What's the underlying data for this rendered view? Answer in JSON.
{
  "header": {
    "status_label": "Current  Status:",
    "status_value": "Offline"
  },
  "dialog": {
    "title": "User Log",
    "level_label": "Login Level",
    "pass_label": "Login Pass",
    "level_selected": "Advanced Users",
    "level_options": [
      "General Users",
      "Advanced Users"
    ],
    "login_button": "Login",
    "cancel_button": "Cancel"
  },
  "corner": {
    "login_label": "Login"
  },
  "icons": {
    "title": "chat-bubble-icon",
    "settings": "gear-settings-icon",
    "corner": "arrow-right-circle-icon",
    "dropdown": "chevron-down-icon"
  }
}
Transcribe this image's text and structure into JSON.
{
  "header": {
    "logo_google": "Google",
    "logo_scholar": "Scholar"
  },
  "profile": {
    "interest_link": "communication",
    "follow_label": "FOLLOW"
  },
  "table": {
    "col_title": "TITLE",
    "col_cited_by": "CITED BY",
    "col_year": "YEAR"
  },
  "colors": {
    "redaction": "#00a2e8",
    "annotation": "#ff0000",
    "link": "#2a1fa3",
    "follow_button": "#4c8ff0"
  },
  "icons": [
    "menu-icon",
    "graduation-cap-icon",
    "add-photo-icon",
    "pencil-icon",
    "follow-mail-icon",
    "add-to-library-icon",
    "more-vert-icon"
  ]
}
--------------------------------
Copy out all of the lines above exactly.

## COMPLETE OUTPUT:
What's the underlying data for this rendered view? Answer in JSON.
{
  "header": {
    "status_label": "Current  Status:",
    "status_value": "Offline"
  },
  "dialog": {
    "title": "User Log",
    "level_label": "Login Level",
    "pass_label": "Login Pass",
    "level_selected": "Advanced Users",
    "level_options": [
      "General Users",
      "Advanced Users"
    ],
    "login_button": "Login",
    "cancel_button": "Cancel"
  },
  "corner": {
    "login_label": "Login"
  },
  "icons": {
    "title": "chat-bubble-icon",
    "settings": "gear-settings-icon",
    "corner": "arrow-right-circle-icon",
    "dropdown": "chevron-down-icon"
  }
}
Transcribe this image's text and structure into JSON.
{
  "header": {
    "logo_google": "Google",
    "logo_scholar": "Scholar"
  },
  "profile": {
    "interest_link": "communication",
    "follow_label": "FOLLOW"
  },
  "table": {
    "col_title": "TITLE",
    "col_cited_by": "CITED BY",
    "col_year": "YEAR"
  },
  "colors": {
    "redaction": "#00a2e8",
    "annotation": "#ff0000",
    "link": "#2a1fa3",
    "follow_button": "#4c8ff0"
  },
  "icons": [
    "menu-icon",
    "graduation-cap-icon",
    "add-photo-icon",
    "pencil-icon",
    "follow-mail-icon",
    "add-to-library-icon",
    "more-vert-icon"
  ]
}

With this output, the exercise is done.